-- begin EXTRACTED INFORMATION --

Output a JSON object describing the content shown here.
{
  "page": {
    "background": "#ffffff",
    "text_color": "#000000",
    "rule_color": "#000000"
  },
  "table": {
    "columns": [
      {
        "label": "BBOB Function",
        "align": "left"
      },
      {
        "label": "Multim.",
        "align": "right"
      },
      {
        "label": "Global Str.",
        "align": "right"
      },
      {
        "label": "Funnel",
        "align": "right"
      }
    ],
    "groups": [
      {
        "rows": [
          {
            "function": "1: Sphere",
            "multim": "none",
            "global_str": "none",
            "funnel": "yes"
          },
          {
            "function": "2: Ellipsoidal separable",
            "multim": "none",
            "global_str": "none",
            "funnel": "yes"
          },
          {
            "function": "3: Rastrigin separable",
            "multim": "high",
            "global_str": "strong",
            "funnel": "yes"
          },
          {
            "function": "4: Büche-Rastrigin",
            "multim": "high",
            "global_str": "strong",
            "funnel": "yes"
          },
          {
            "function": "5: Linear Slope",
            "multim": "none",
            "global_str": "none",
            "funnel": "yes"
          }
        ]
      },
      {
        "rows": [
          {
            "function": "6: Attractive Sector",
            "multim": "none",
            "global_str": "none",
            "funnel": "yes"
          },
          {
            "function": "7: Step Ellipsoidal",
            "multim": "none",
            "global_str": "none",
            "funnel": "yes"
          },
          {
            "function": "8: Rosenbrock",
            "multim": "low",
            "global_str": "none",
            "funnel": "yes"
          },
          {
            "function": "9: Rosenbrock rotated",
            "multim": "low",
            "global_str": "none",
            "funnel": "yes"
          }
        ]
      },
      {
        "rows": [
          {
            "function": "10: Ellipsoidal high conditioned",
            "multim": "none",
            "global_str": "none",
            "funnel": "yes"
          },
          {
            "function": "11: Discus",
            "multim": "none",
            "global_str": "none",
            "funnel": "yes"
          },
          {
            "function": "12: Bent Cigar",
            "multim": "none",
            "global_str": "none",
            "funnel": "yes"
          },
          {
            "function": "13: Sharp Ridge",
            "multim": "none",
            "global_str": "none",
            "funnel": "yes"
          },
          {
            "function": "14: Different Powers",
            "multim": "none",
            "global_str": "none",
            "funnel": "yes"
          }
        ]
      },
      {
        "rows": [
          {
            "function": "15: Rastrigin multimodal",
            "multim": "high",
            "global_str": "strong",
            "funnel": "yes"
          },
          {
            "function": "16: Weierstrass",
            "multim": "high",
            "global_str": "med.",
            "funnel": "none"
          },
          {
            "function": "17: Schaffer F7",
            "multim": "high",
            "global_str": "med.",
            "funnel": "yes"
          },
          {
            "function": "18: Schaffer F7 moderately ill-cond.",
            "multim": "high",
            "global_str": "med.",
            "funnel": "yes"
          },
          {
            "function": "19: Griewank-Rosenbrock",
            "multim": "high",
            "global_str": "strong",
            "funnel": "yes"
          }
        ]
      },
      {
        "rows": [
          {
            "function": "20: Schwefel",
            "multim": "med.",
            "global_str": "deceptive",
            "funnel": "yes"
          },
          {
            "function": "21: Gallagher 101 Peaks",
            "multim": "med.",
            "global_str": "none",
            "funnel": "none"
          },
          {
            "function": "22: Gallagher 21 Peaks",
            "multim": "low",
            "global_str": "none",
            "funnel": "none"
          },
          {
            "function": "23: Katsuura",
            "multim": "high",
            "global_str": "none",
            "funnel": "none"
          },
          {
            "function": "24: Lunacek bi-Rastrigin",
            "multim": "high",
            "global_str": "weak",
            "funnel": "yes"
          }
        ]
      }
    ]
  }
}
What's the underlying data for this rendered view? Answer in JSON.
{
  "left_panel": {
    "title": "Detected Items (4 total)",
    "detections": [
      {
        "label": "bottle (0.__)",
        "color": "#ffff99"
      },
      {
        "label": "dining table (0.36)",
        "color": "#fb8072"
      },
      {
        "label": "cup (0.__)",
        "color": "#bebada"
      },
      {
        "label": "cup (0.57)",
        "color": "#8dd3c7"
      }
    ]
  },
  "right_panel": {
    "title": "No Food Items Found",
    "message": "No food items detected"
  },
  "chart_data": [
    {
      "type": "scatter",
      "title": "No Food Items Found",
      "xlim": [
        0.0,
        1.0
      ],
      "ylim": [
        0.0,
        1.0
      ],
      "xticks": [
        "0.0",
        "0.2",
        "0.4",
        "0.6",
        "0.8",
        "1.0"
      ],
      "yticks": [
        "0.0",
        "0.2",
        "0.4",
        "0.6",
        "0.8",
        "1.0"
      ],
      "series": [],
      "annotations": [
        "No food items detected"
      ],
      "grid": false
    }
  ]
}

-- end EXTRACTED INFORMATION --

**WHAT THE TASK ASKS**
Give back exactly the lines from the line holding "What's the underlying" through the last line of the listing, including both.

**TASK OUTPUT**
What's the underlying data for this rendered view? Answer in JSON.
{
  "left_panel": {
    "title": "Detected Items (4 total)",
    "detections": [
      {
        "label": "bottle (0.__)",
        "color": "#ffff99"
      },
      {
        "label": "dining table (0.36)",
        "color": "#fb8072"
      },
      {
        "label": "cup (0.__)",
        "color": "#bebada"
      },
      {
        "label": "cup (0.57)",
        "color": "#8dd3c7"
      }
    ]
  },
  "right_panel": {
    "title": "No Food Items Found",
    "message": "No food items detected"
  },
  "chart_data": [
    {
      "type": "scatter",
      "title": "No Food Items Found",
      "xlim": [
        0.0,
        1.0
      ],
      "ylim": [
        0.0,
        1.0
      ],
      "xticks": [
        "0.0",
        "0.2",
        "0.4",
        "0.6",
        "0.8",
        "1.0"
      ],
      "yticks": [
        "0.0",
        "0.2",
        "0.4",
        "0.6",
        "0.8",
        "1.0"
      ],
      "series": [],
      "annotations": [
        "No food items detected"
      ],
      "grid": false
    }
  ]
}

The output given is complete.